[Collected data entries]
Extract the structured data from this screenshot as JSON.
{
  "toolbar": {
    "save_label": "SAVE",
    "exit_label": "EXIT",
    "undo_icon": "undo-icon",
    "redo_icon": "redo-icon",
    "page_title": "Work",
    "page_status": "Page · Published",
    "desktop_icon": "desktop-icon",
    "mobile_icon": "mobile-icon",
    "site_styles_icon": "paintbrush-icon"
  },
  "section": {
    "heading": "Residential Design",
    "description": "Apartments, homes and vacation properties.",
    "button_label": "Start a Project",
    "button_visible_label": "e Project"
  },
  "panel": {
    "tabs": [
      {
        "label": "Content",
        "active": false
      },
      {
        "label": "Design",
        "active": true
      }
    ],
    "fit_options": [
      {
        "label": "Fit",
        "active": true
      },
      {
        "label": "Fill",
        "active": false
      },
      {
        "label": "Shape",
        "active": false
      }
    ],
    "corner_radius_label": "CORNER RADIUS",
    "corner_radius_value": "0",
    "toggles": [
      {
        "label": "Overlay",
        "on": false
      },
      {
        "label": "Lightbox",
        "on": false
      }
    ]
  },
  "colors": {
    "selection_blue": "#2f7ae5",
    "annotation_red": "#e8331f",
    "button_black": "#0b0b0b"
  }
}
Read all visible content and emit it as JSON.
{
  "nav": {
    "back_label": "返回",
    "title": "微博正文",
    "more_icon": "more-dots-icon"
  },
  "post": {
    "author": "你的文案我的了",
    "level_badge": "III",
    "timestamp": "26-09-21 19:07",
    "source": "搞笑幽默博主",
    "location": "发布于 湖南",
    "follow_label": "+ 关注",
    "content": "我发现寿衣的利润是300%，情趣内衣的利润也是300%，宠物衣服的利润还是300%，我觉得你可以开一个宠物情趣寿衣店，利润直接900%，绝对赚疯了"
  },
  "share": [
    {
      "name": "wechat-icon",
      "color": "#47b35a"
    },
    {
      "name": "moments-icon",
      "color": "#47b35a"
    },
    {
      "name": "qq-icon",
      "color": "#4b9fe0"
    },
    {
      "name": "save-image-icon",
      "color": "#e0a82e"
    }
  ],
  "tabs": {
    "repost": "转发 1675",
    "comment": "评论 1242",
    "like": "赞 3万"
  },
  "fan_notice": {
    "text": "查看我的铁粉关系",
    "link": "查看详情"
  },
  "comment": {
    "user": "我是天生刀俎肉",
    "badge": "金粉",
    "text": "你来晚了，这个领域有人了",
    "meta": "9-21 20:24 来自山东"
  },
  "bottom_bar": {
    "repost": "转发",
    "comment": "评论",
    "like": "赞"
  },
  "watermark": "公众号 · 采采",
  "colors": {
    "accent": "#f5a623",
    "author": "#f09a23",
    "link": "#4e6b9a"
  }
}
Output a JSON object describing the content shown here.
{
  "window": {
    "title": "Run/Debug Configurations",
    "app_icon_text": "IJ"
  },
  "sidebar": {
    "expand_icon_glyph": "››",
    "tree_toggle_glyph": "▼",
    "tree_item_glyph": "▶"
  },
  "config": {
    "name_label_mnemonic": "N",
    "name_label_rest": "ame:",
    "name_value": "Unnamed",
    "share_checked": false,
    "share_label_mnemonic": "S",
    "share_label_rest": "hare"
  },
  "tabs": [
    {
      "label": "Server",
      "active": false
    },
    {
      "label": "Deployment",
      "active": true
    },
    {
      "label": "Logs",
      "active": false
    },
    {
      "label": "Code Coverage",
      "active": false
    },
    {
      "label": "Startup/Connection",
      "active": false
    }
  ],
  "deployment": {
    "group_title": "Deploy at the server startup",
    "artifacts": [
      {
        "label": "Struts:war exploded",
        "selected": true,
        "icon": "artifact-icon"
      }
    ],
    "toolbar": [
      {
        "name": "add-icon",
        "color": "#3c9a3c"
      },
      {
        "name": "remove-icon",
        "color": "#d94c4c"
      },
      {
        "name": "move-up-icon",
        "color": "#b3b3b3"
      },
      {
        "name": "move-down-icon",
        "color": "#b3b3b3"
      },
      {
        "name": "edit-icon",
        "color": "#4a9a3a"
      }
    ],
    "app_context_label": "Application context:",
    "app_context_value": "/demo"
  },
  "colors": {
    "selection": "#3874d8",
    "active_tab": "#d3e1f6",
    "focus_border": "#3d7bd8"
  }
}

Objective:
Read the lines above. Gather those in which the string "true" is found.

Exercise result:
        "active": true
        "active": true
      "active": true
        "selected": true,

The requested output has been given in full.